**課題用データ:**
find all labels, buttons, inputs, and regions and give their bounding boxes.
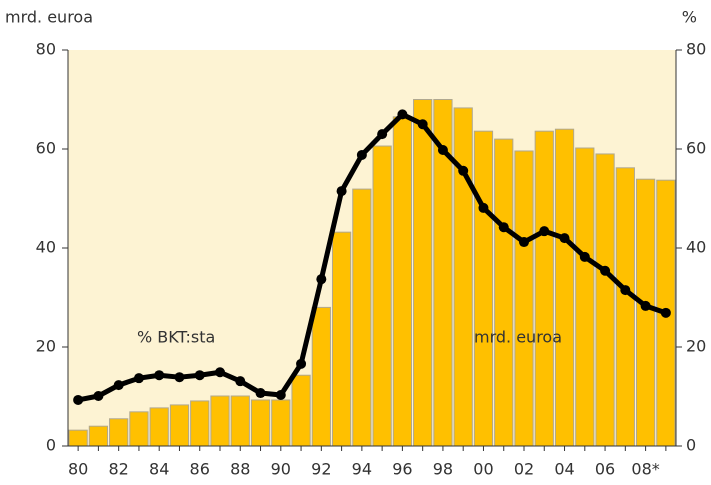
x-tick-label: 96 xyxy=(392,460,412,479)
line-marker xyxy=(660,307,671,318)
x-tick-label: 06 xyxy=(595,460,615,479)
y-tick-label: 40 xyxy=(36,238,56,257)
bar xyxy=(291,374,311,447)
y2-tick-label: 40 xyxy=(686,238,706,257)
bar xyxy=(149,407,169,447)
bar xyxy=(88,425,109,447)
bar xyxy=(169,404,190,447)
bar xyxy=(271,399,291,447)
line-marker xyxy=(255,388,266,399)
bar xyxy=(453,107,473,447)
y2-tick-label: 20 xyxy=(686,337,706,356)
series-annotation: mrd. euroa xyxy=(474,328,562,347)
line-marker xyxy=(559,233,570,244)
line-marker xyxy=(174,372,185,383)
line-marker xyxy=(458,165,469,176)
x-tick-label: 08* xyxy=(631,460,659,479)
line-marker xyxy=(154,370,165,381)
line-marker xyxy=(498,222,509,233)
bar xyxy=(210,395,230,447)
bar xyxy=(413,99,433,447)
y2-axis-label: % xyxy=(682,8,697,27)
bar xyxy=(615,167,635,447)
bar xyxy=(372,145,392,447)
x-tick-label: 00 xyxy=(473,460,493,479)
x-tick-label: 90 xyxy=(271,460,291,479)
bar xyxy=(575,147,595,447)
line-marker xyxy=(417,119,428,130)
bar xyxy=(190,400,210,447)
bar xyxy=(534,130,554,447)
bar xyxy=(494,138,514,447)
y-tick-label: 80 xyxy=(36,40,56,59)
bar xyxy=(392,116,413,447)
line-marker xyxy=(275,390,286,401)
x-tick-label: 02 xyxy=(514,460,534,479)
line-marker xyxy=(316,274,327,285)
line-marker xyxy=(133,373,144,384)
line-marker xyxy=(377,129,388,140)
bar xyxy=(250,399,271,447)
line-marker xyxy=(620,285,631,296)
x-tick-label: 82 xyxy=(108,460,128,479)
bar xyxy=(635,178,656,447)
series-annotation: % BKT:sta xyxy=(137,328,215,347)
line-marker xyxy=(437,144,448,155)
y2-tick-label: 80 xyxy=(686,40,706,59)
line-marker xyxy=(519,237,529,248)
bar xyxy=(68,429,88,447)
bar xyxy=(514,150,534,447)
bar xyxy=(230,395,250,447)
bar xyxy=(129,411,149,447)
line-marker xyxy=(336,186,347,197)
x-tick-label: 86 xyxy=(190,460,210,479)
line-marker xyxy=(215,367,225,378)
x-tick-label: 80 xyxy=(68,460,88,479)
line-marker xyxy=(93,391,104,402)
line-marker xyxy=(113,380,124,391)
bar xyxy=(595,153,615,447)
x-tick-label: 92 xyxy=(311,460,331,479)
x-tick-label: 94 xyxy=(352,460,372,479)
line-marker xyxy=(397,109,408,120)
y-axis-label: mrd. euroa xyxy=(5,8,93,27)
line-marker xyxy=(356,149,367,160)
line-marker xyxy=(478,202,489,213)
x-tick-label: 84 xyxy=(149,460,169,479)
line-marker xyxy=(600,265,611,276)
x-tick-label: 88 xyxy=(230,460,250,479)
line-marker xyxy=(296,358,307,369)
line-marker xyxy=(73,394,84,405)
bar xyxy=(473,130,494,447)
x-tick-label: 04 xyxy=(554,460,574,479)
bar xyxy=(109,418,129,447)
line-marker xyxy=(640,300,651,311)
bar xyxy=(554,128,575,447)
y2-tick-label: 0 xyxy=(686,436,696,455)
line-marker xyxy=(539,226,550,237)
y2-tick-label: 60 xyxy=(686,139,706,158)
x-tick-label: 98 xyxy=(433,460,453,479)
y-tick-label: 60 xyxy=(36,139,56,158)
y-tick-label: 20 xyxy=(36,337,56,356)
y-tick-label: 0 xyxy=(46,436,56,455)
line-marker xyxy=(235,376,246,387)
bar xyxy=(331,231,352,447)
line-marker xyxy=(194,370,205,381)
line-marker xyxy=(579,251,590,262)
bar xyxy=(311,306,331,447)
bar xyxy=(352,188,372,447)
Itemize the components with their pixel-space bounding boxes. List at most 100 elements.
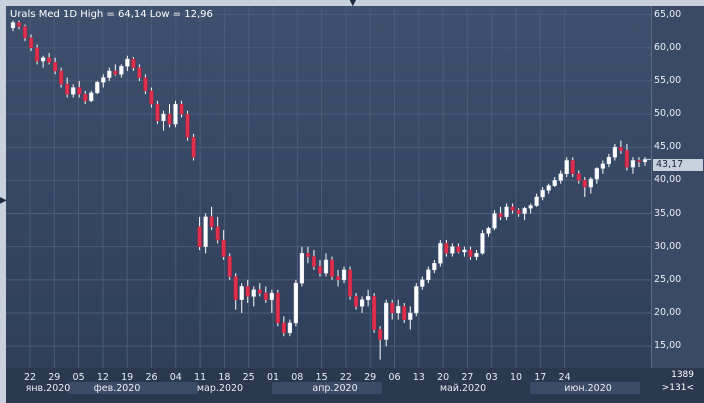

**課題文:** 上の記録のうち、文字列「boxes」を含む行をすべて抜き出しなさい。

**結果:**
find all labels, buttons, inputs, and regions and give their bounding boxes.
Itemize the components with their pixel-space bounding boxes. List at most 100 elements.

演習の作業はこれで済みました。